From the line containing "Give me a plain-text" down to the last line, set down each line exactly as it is, and nothing more. Leave the pictures out.

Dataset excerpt
○ ○ ○ ○ ○ ○ ○
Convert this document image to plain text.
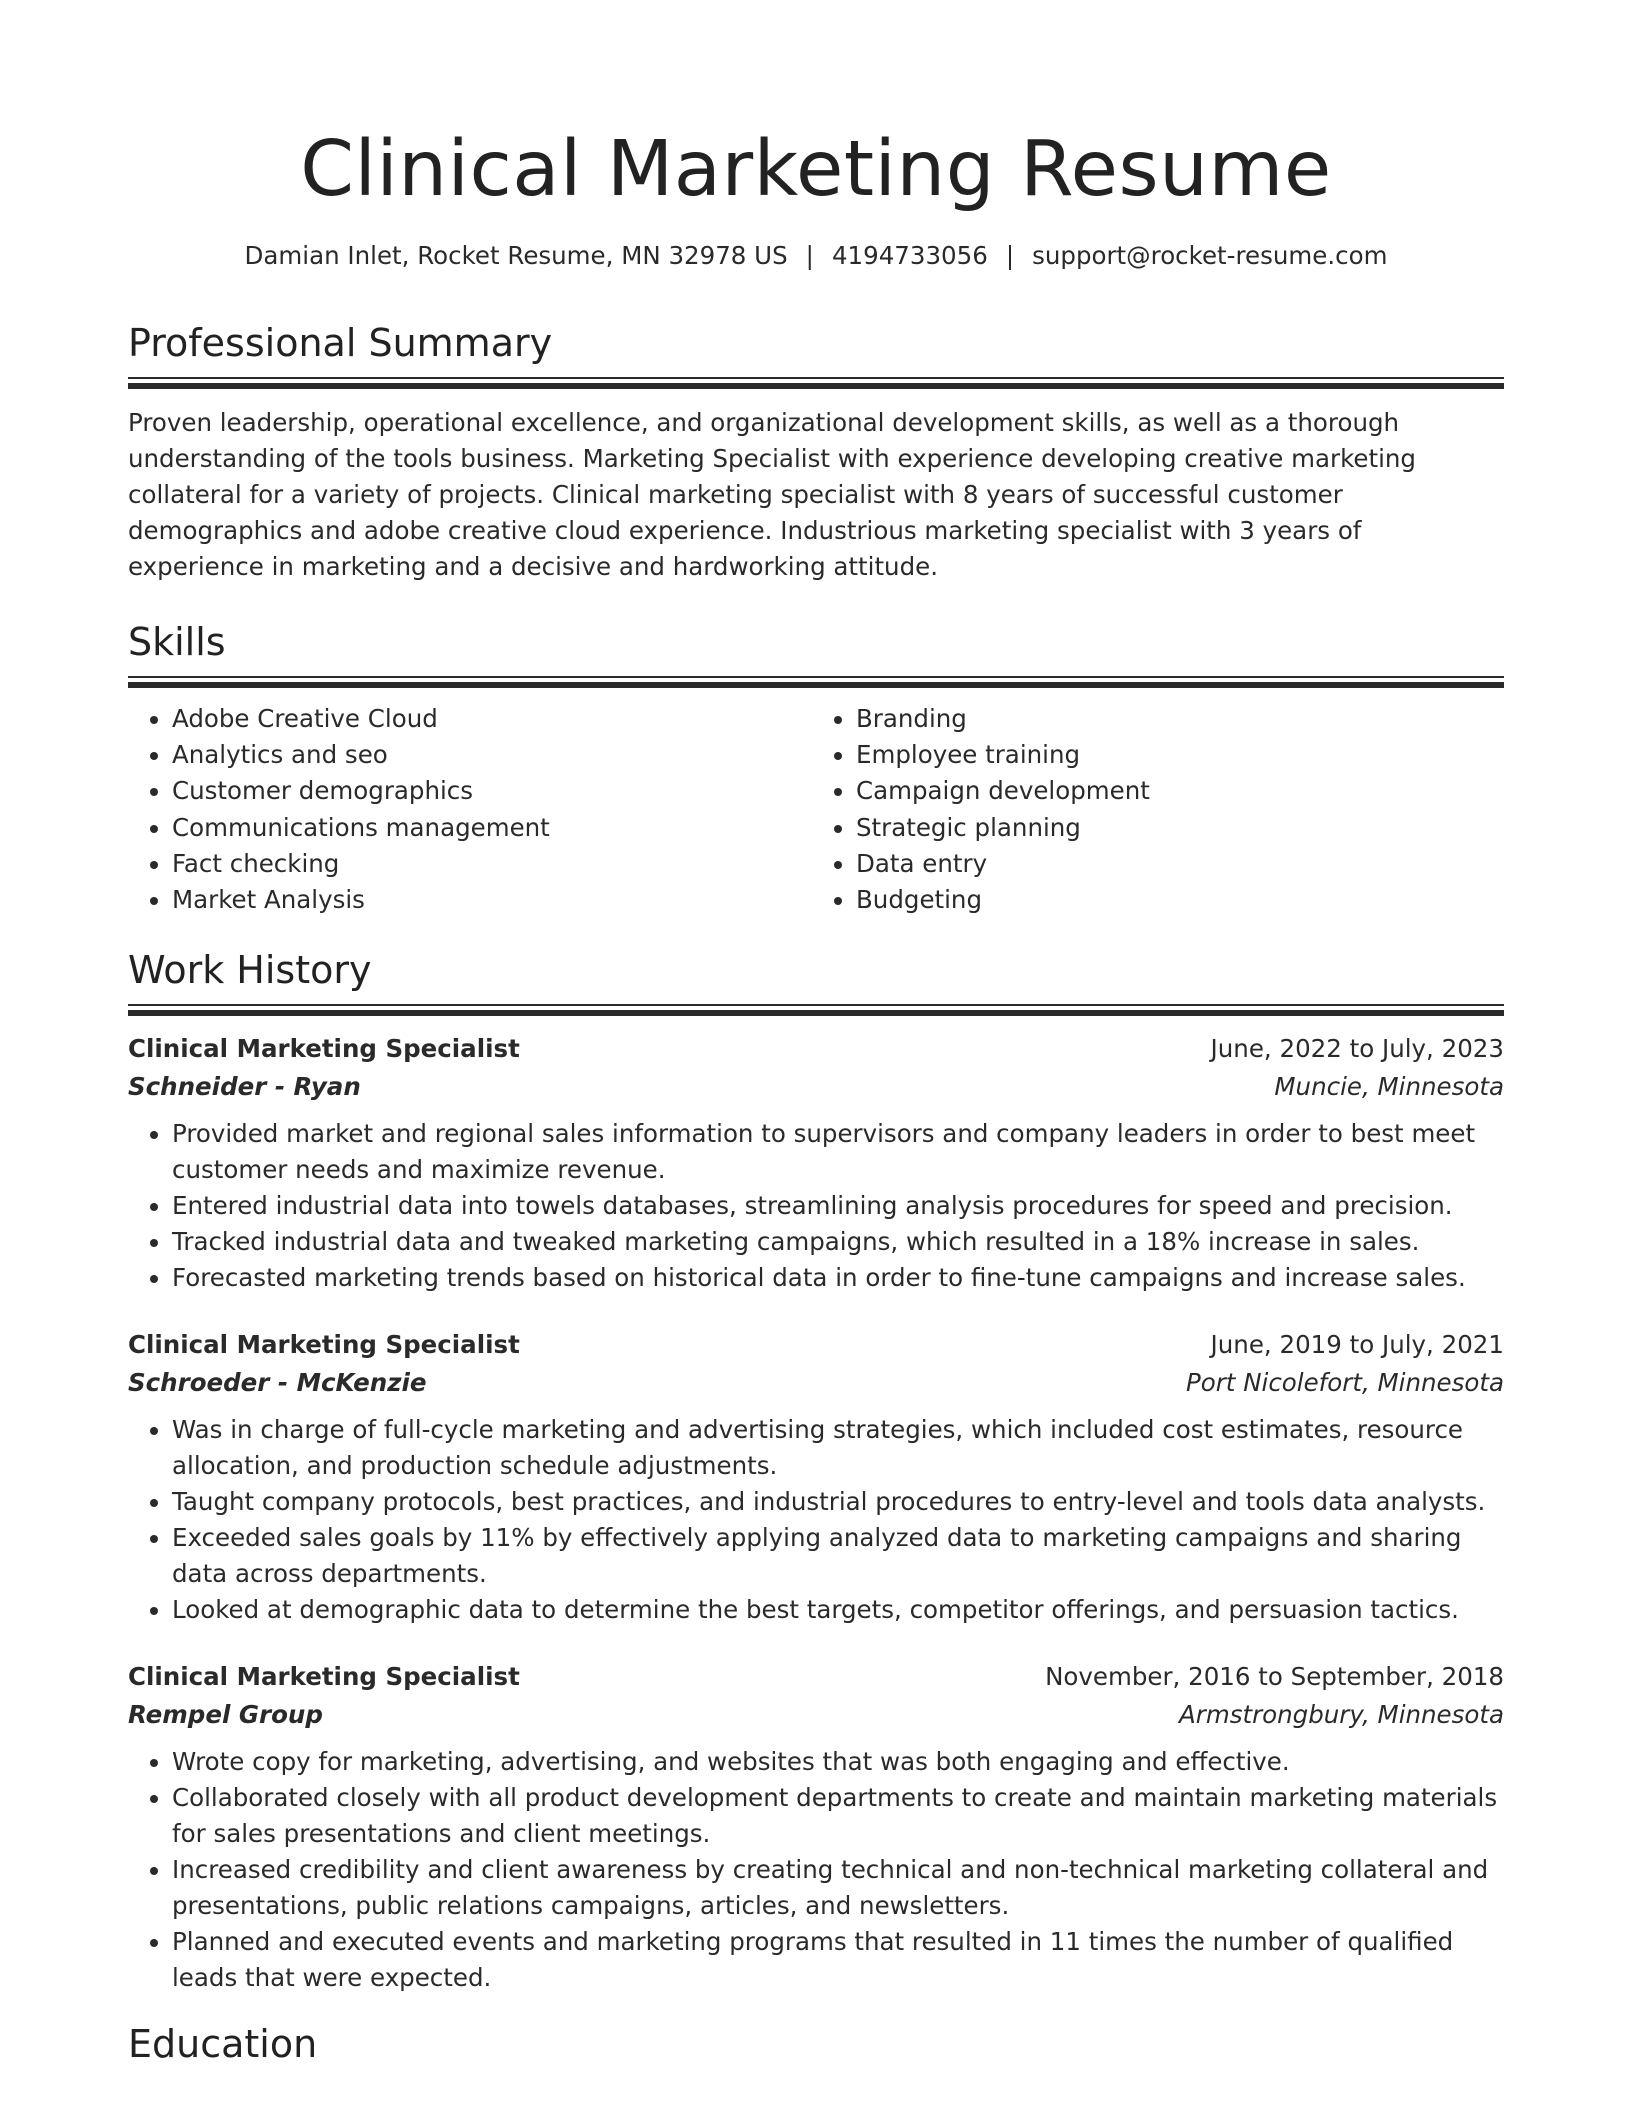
Clinical Marketing Resume
Damian Inlet, Rocket Resume, MN 32978 US | 4194733056 | support@rocket-resume.com
Professional Summary
Proven leadership, operational excellence, and organizational development skills, as well as a thorough understanding of the tools business. Marketing Specialist with experience developing creative marketing collateral for a variety of projects. Clinical marketing specialist with 8 years of successful customer demographics and adobe creative cloud experience. Industrious marketing specialist with 3 years of experience in marketing and a decisive and hardworking attitude.
Skills
• Adobe Creative Cloud
• Analytics and seo
• Customer demographics
• Communications management
• Fact checking
• Market Analysis
• Branding
• Employee training
• Campaign development
• Strategic planning
• Data entry
• Budgeting
Work History
Clinical Marketing Specialist	June, 2022 to July, 2023
Schneider - Ryan	Muncie, Minnesota
• Provided market and regional sales information to supervisors and company leaders in order to best meet customer needs and maximize revenue.
• Entered industrial data into towels databases, streamlining analysis procedures for speed and precision.
• Tracked industrial data and tweaked marketing campaigns, which resulted in a 18% increase in sales.
• Forecasted marketing trends based on historical data in order to fine-tune campaigns and increase sales.
Clinical Marketing Specialist	June, 2019 to July, 2021
Schroeder - McKenzie	Port Nicolefort, Minnesota
• Was in charge of full-cycle marketing and advertising strategies, which included cost estimates, resource allocation, and production schedule adjustments.
• Taught company protocols, best practices, and industrial procedures to entry-level and tools data analysts.
• Exceeded sales goals by 11% by effectively applying analyzed data to marketing campaigns and sharing data across departments.
• Looked at demographic data to determine the best targets, competitor offerings, and persuasion tactics.
Clinical Marketing Specialist	November, 2016 to September, 2018
Rempel Group	Armstrongbury, Minnesota
• Wrote copy for marketing, advertising, and websites that was both engaging and effective.
• Collaborated closely with all product development departments to create and maintain marketing materials for sales presentations and client meetings.
• Increased credibility and client awareness by creating technical and non-technical marketing collateral and presentations, public relations campaigns, articles, and newsletters.
• Planned and executed events and marketing programs that resulted in 11 times the number of qualified leads that were expected.
Education
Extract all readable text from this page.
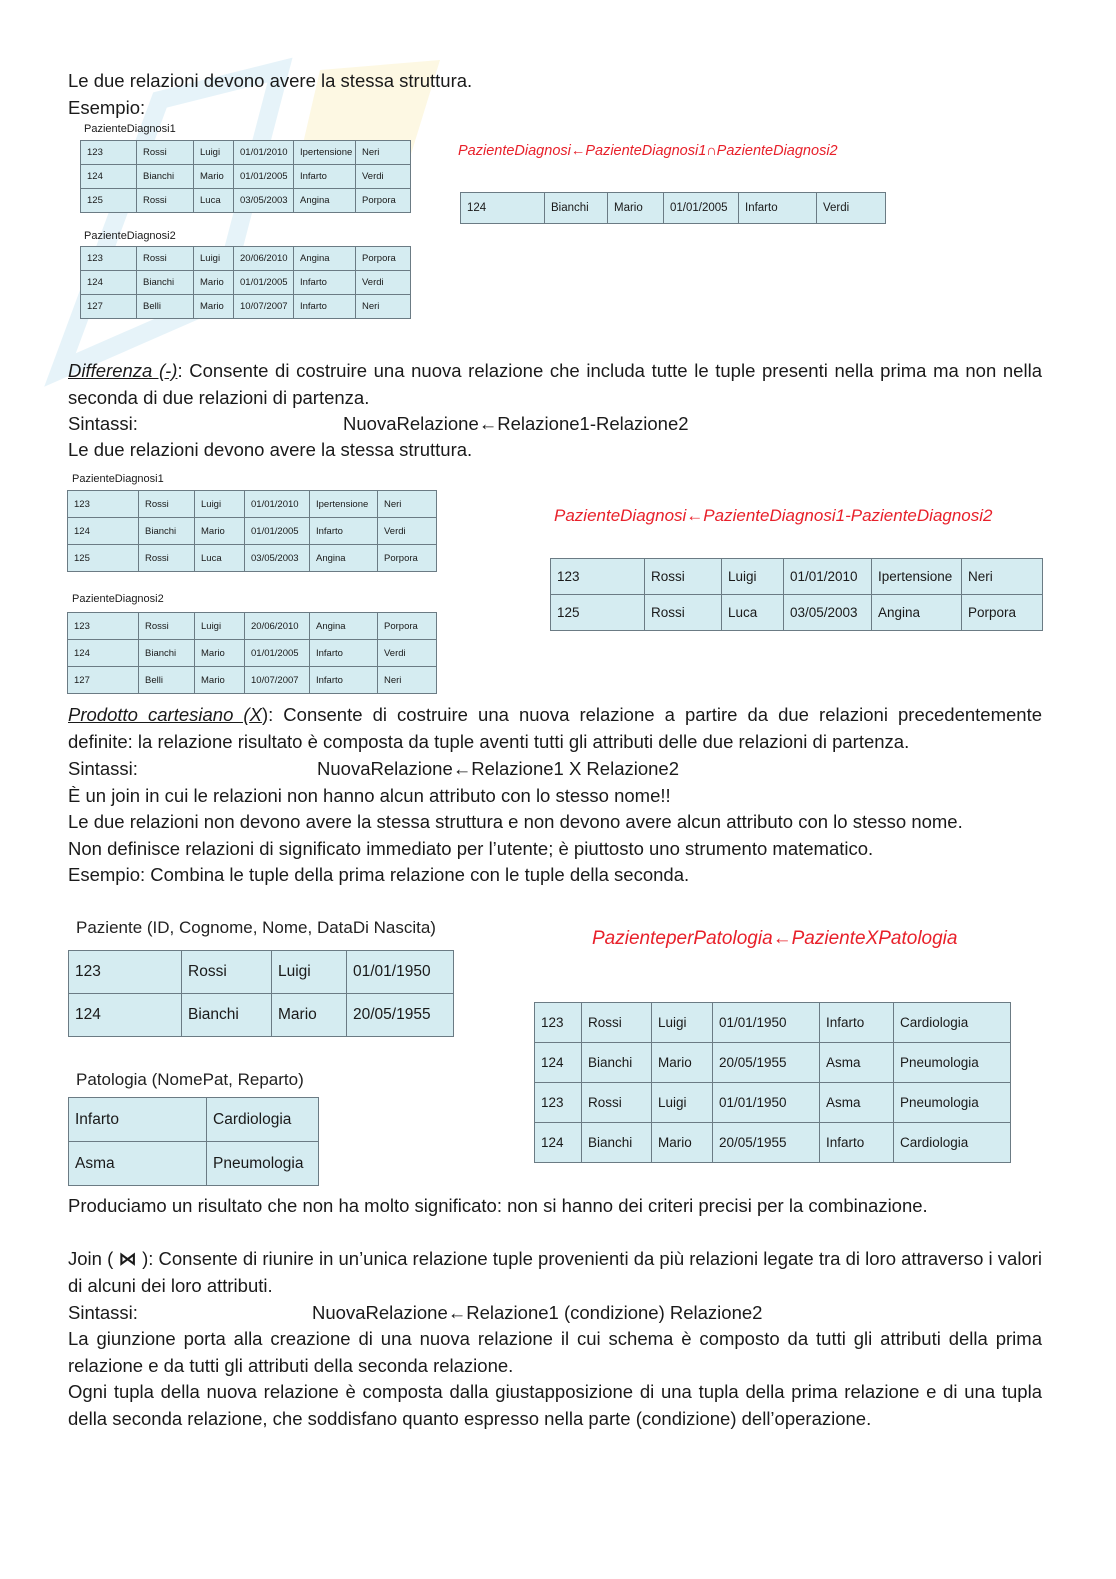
Le due relazioni devono avere la stessa struttura.
Esempio:
PazienteDiagnosi1
123	Rossi	Luigi	01/01/2010	Ipertensione	Neri
124	Bianchi	Mario	01/01/2005	Infarto	Verdi
125	Rossi	Luca	03/05/2003	Angina	Porpora
PazienteDiagnosi2
123	Rossi	Luigi	20/06/2010	Angina	Porpora
124	Bianchi	Mario	01/01/2005	Infarto	Verdi
127	Belli	Mario	10/07/2007	Infarto	Neri
PazienteDiagnosi←PazienteDiagnosi1∩PazienteDiagnosi2
124	Bianchi	Mario	01/01/2005	Infarto	Verdi
Differenza (-): Consente di costruire una nuova relazione che includa tutte le tuple presenti nella prima ma non nella seconda di due relazioni di partenza.
Sintassi:	NuovaRelazione←Relazione1-Relazione2
Le due relazioni devono avere la stessa struttura.
PazienteDiagnosi1
123	Rossi	Luigi	01/01/2010	Ipertensione	Neri
124	Bianchi	Mario	01/01/2005	Infarto	Verdi
125	Rossi	Luca	03/05/2003	Angina	Porpora
PazienteDiagnosi2
123	Rossi	Luigi	20/06/2010	Angina	Porpora
124	Bianchi	Mario	01/01/2005	Infarto	Verdi
127	Belli	Mario	10/07/2007	Infarto	Neri
PazienteDiagnosi←PazienteDiagnosi1-PazienteDiagnosi2
123	Rossi	Luigi	01/01/2010	Ipertensione	Neri
125	Rossi	Luca	03/05/2003	Angina	Porpora
Prodotto cartesiano (X): Consente di costruire una nuova relazione a partire da due relazioni precedentemente definite: la relazione risultato è composta da tuple aventi tutti gli attributi delle due relazioni di partenza.
Sintassi:	NuovaRelazione←Relazione1 X Relazione2
È un join in cui le relazioni non hanno alcun attributo con lo stesso nome!!
Le due relazioni non devono avere la stessa struttura e non devono avere alcun attributo con lo stesso nome.
Non definisce relazioni di significato immediato per l’utente; è piuttosto uno strumento matematico.
Esempio: Combina le tuple della prima relazione con le tuple della seconda.
Paziente (ID, Cognome, Nome, DataDi Nascita)
123	Rossi	Luigi	01/01/1950
124	Bianchi	Mario	20/05/1955
Patologia (NomePat, Reparto)
Infarto	Cardiologia
Asma	Pneumologia
PazienteperPatologia←PazienteXPatologia
123	Rossi	Luigi	01/01/1950	Infarto	Cardiologia
124	Bianchi	Mario	20/05/1955	Asma	Pneumologia
123	Rossi	Luigi	01/01/1950	Asma	Pneumologia
124	Bianchi	Mario	20/05/1955	Infarto	Cardiologia
Produciamo un risultato che non ha molto significato: non si hanno dei criteri precisi per la combinazione.
Join ( ⋈ ): Consente di riunire in un’unica relazione tuple provenienti da più relazioni legate tra di loro attraverso i valori di alcuni dei loro attributi.
Sintassi:	NuovaRelazione←Relazione1 (condizione) Relazione2
La giunzione porta alla creazione di una nuova relazione il cui schema è composto da tutti gli attributi della prima relazione e da tutti gli attributi della seconda relazione.
Ogni tupla della nuova relazione è composta dalla giustapposizione di una tupla della prima relazione e di una tupla della seconda relazione, che soddisfano quanto espresso nella parte (condizione) dell’operazione.
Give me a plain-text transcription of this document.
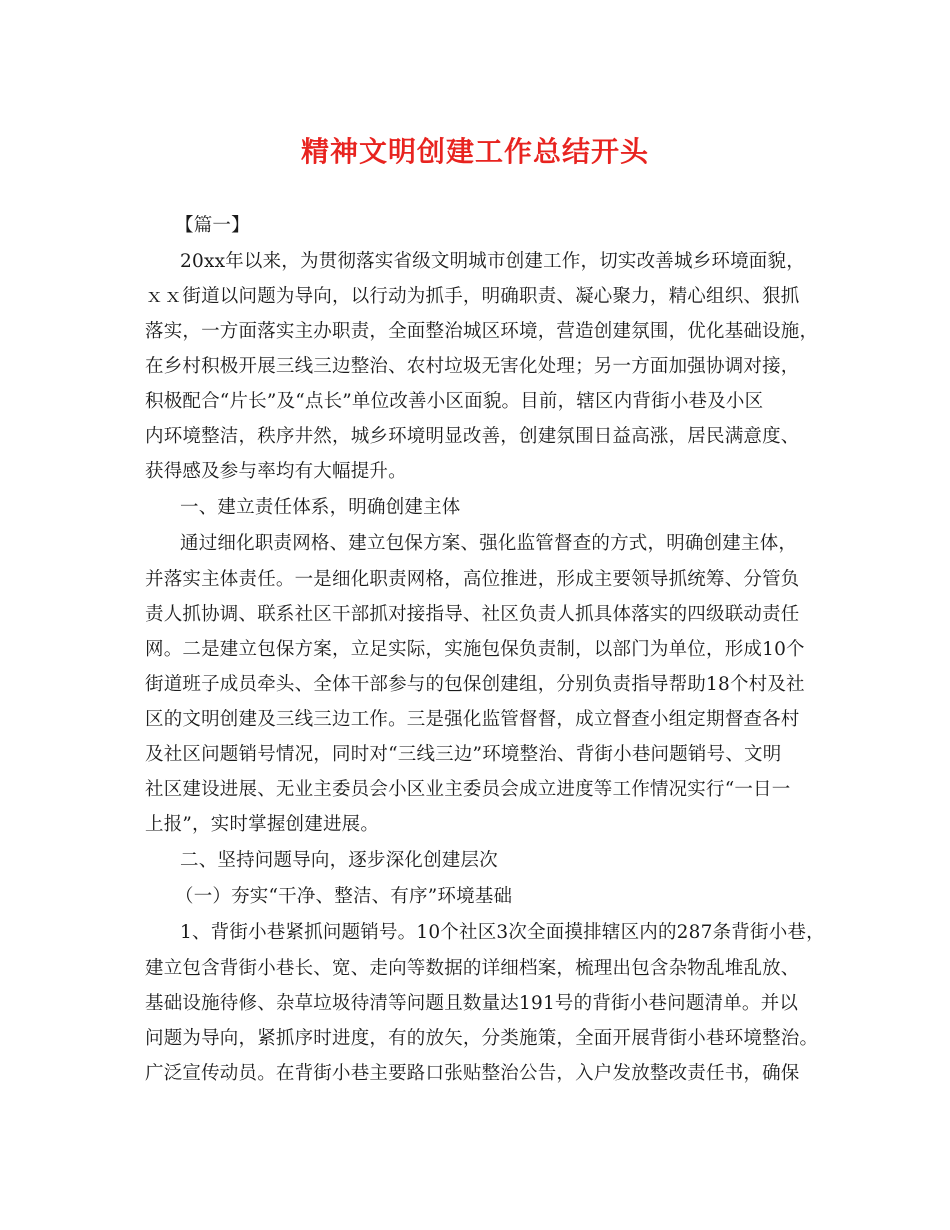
精神文明创建工作总结开头
【篇一】
20xx年以来，为贯彻落实省级文明城市创建工作，切实改善城乡环境面貌，
ｘｘ街道以问题为导向，以行动为抓手，明确职责、凝心聚力，精心组织、狠抓
落实，一方面落实主办职责，全面整治城区环境，营造创建氛围，优化基础设施，
在乡村积极开展三线三边整治、农村垃圾无害化处理；另一方面加强协调对接，
积极配合“片长”及“点长”单位改善小区面貌。目前，辖区内背街小巷及小区
内环境整洁，秩序井然，城乡环境明显改善，创建氛围日益高涨，居民满意度、
获得感及参与率均有大幅提升。
一、建立责任体系，明确创建主体
通过细化职责网格、建立包保方案、强化监管督查的方式，明确创建主体，
并落实主体责任。一是细化职责网格，高位推进，形成主要领导抓统筹、分管负
责人抓协调、联系社区干部抓对接指导、社区负责人抓具体落实的四级联动责任
网。二是建立包保方案，立足实际，实施包保负责制，以部门为单位，形成10个
街道班子成员牵头、全体干部参与的包保创建组，分别负责指导帮助18个村及社
区的文明创建及三线三边工作。三是强化监管督督，成立督查小组定期督查各村
及社区问题销号情况，同时对“三线三边”环境整治、背街小巷问题销号、文明
社区建设进展、无业主委员会小区业主委员会成立进度等工作情况实行“一日一
上报”，实时掌握创建进展。
二、坚持问题导向，逐步深化创建层次
（一）夯实“干净、整洁、有序”环境基础
1、背街小巷紧抓问题销号。10个社区3次全面摸排辖区内的287条背街小巷，
建立包含背街小巷长、宽、走向等数据的详细档案，梳理出包含杂物乱堆乱放、
基础设施待修、杂草垃圾待清等问题且数量达191号的背街小巷问题清单。并以
问题为导向，紧抓序时进度，有的放矢，分类施策，全面开展背街小巷环境整治。
广泛宣传动员。在背街小巷主要路口张贴整治公告，入户发放整改责任书，确保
○ ○ ○ ○ ○ ○ ○
» TASK RESULT
Give me a plain-text transcription of this document.
精神文明创建工作总结开头
【篇一】
20xx年以来，为贯彻落实省级文明城市创建工作，切实改善城乡环境面貌，
ｘｘ街道以问题为导向，以行动为抓手，明确职责、凝心聚力，精心组织、狠抓
落实，一方面落实主办职责，全面整治城区环境，营造创建氛围，优化基础设施，
在乡村积极开展三线三边整治、农村垃圾无害化处理；另一方面加强协调对接，
积极配合“片长”及“点长”单位改善小区面貌。目前，辖区内背街小巷及小区
内环境整洁，秩序井然，城乡环境明显改善，创建氛围日益高涨，居民满意度、
获得感及参与率均有大幅提升。
一、建立责任体系，明确创建主体
通过细化职责网格、建立包保方案、强化监管督查的方式，明确创建主体，
并落实主体责任。一是细化职责网格，高位推进，形成主要领导抓统筹、分管负
责人抓协调、联系社区干部抓对接指导、社区负责人抓具体落实的四级联动责任
网。二是建立包保方案，立足实际，实施包保负责制，以部门为单位，形成10个
街道班子成员牵头、全体干部参与的包保创建组，分别负责指导帮助18个村及社
区的文明创建及三线三边工作。三是强化监管督督，成立督查小组定期督查各村
及社区问题销号情况，同时对“三线三边”环境整治、背街小巷问题销号、文明
社区建设进展、无业主委员会小区业主委员会成立进度等工作情况实行“一日一
上报”，实时掌握创建进展。
二、坚持问题导向，逐步深化创建层次
（一）夯实“干净、整洁、有序”环境基础
1、背街小巷紧抓问题销号。10个社区3次全面摸排辖区内的287条背街小巷，
建立包含背街小巷长、宽、走向等数据的详细档案，梳理出包含杂物乱堆乱放、
基础设施待修、杂草垃圾待清等问题且数量达191号的背街小巷问题清单。并以
问题为导向，紧抓序时进度，有的放矢，分类施策，全面开展背街小巷环境整治。
广泛宣传动员。在背街小巷主要路口张贴整治公告，入户发放整改责任书，确保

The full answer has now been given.